### What this task involves
Repeat every record exactly, but keep images out of the copy.

### Supplied records
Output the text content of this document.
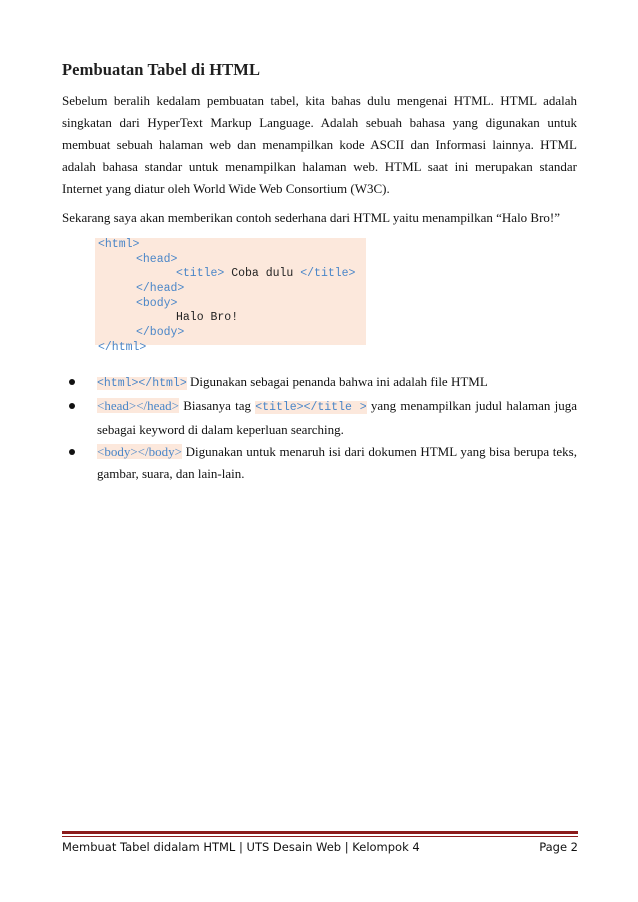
Pembuatan Tabel di HTML
Sebelum beralih kedalam pembuatan tabel, kita bahas dulu mengenai HTML. HTML adalah singkatan dari HyperText Markup Language. Adalah sebuah bahasa yang digunakan untuk membuat sebuah halaman web dan menampilkan kode ASCII dan Informasi lainnya. HTML adalah bahasa standar untuk menampilkan halaman web. HTML saat ini merupakan standar Internet yang diatur oleh World Wide Web Consortium (W3C).
Sekarang saya akan memberikan contoh sederhana dari HTML yaitu menampilkan “Halo Bro!”
<html>
<head>
<title> Coba dulu </title>
</head>
<body>
Halo Bro!
</body>
</html>
<html></html> Digunakan sebagai penanda bahwa ini adalah file HTML
<head></head> Biasanya tag <title></title > yang menampilkan judul halaman juga sebagai keyword di dalam keperluan searching.
<body></body> Digunakan untuk menaruh isi dari dokumen HTML yang bisa berupa teks, gambar, suara, dan lain-lain.
Membuat Tabel didalam HTML | UTS Desain Web | Kelompok 4	Page 2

### Task output
Output the text content of this document.
Pembuatan Tabel di HTML
Sebelum beralih kedalam pembuatan tabel, kita bahas dulu mengenai HTML. HTML adalah singkatan dari HyperText Markup Language. Adalah sebuah bahasa yang digunakan untuk membuat sebuah halaman web dan menampilkan kode ASCII dan Informasi lainnya. HTML adalah bahasa standar untuk menampilkan halaman web. HTML saat ini merupakan standar Internet yang diatur oleh World Wide Web Consortium (W3C).
Sekarang saya akan memberikan contoh sederhana dari HTML yaitu menampilkan “Halo Bro!”
<html>
<head>
<title> Coba dulu </title>
</head>
<body>
Halo Bro!
</body>
</html>
<html></html> Digunakan sebagai penanda bahwa ini adalah file HTML
<head></head> Biasanya tag <title></title > yang menampilkan judul halaman juga sebagai keyword di dalam keperluan searching.
<body></body> Digunakan untuk menaruh isi dari dokumen HTML yang bisa berupa teks, gambar, suara, dan lain-lain.
Membuat Tabel didalam HTML | UTS Desain Web | Kelompok 4	Page 2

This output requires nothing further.